Pick out all lines in the listing holding the string "content" and copy them.

====== RECORDS SUPPLIED

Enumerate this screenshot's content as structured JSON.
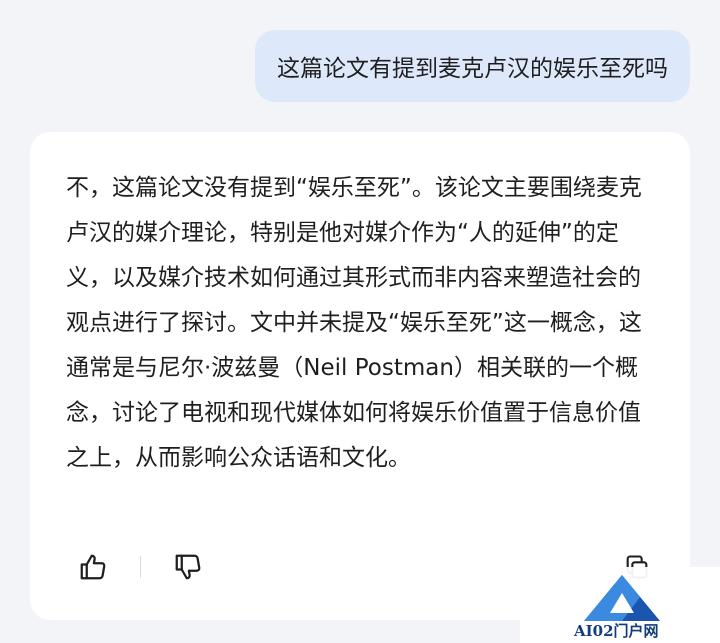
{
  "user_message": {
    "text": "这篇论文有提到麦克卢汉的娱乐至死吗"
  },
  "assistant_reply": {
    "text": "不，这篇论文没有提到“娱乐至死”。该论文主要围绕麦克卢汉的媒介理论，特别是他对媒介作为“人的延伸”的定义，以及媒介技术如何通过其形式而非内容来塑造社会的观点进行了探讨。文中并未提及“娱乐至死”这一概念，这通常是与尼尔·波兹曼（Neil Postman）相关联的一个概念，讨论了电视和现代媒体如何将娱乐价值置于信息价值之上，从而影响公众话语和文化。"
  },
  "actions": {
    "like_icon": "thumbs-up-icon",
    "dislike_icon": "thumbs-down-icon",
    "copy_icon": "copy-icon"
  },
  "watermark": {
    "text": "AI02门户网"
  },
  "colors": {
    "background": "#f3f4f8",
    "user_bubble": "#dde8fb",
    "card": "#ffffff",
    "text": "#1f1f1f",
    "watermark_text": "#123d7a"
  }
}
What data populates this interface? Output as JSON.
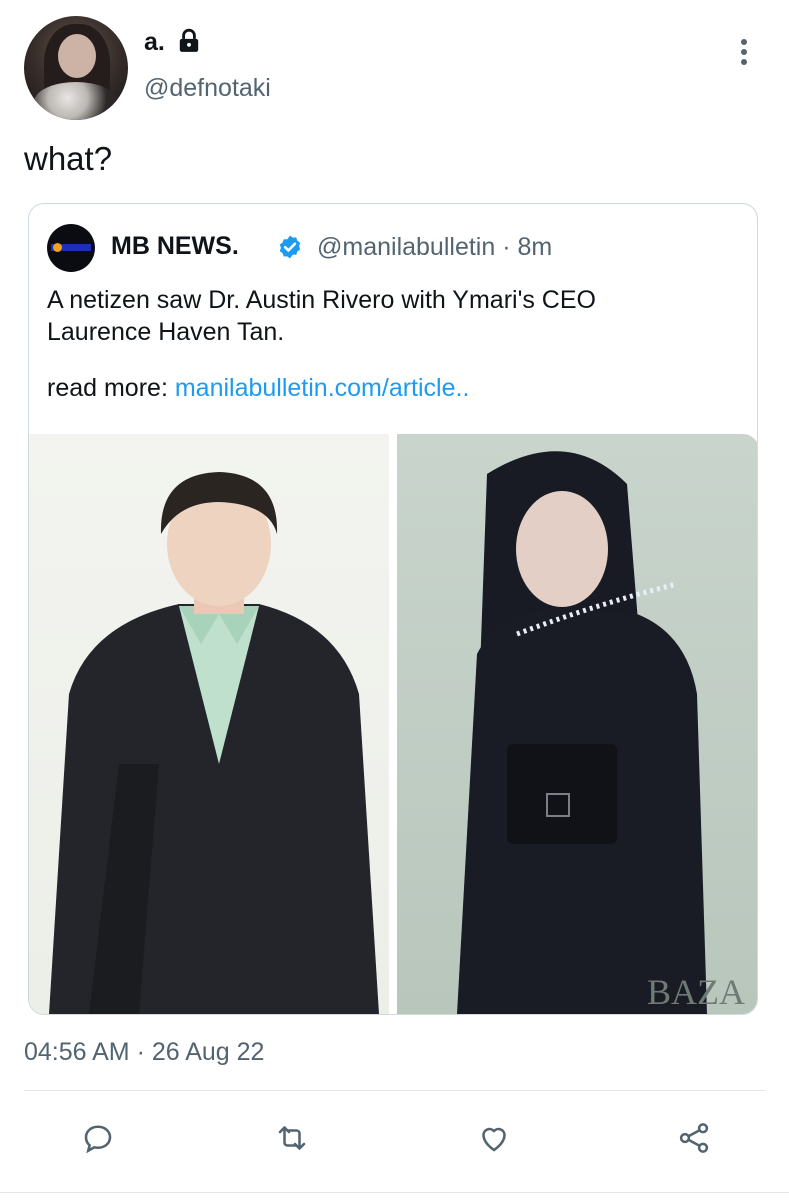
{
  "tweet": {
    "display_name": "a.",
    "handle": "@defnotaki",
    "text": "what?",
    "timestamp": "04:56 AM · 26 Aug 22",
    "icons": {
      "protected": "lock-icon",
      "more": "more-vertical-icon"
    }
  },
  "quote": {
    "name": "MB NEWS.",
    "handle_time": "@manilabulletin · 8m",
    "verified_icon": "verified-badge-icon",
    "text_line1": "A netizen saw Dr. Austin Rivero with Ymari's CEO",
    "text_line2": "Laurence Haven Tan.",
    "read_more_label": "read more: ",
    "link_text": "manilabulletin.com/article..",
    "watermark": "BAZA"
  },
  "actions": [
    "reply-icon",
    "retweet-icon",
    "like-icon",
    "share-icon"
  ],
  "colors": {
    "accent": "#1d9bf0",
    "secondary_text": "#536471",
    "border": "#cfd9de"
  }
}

============
====== RECORDS SUPPLIED

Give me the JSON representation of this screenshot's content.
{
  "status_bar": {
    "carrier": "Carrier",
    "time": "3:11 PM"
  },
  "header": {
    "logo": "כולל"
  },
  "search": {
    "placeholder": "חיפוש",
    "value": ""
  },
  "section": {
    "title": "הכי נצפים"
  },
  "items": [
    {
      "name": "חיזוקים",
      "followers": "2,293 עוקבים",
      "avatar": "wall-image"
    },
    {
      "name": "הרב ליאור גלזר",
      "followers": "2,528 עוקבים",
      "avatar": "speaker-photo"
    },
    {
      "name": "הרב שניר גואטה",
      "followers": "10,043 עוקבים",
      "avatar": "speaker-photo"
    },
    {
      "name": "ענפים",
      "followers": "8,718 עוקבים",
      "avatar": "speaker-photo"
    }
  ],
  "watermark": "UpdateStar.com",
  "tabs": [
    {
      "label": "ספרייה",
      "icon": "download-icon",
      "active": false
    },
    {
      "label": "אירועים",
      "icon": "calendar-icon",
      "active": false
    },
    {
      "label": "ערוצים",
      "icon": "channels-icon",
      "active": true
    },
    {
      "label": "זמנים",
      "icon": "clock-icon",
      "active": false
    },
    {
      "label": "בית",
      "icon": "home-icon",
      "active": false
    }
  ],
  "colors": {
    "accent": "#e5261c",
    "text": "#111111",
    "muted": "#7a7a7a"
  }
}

============

● SOLVED EXERCISE:
Enumerate this screenshot's content as structured JSON.
Give me the JSON representation of this screenshot's content.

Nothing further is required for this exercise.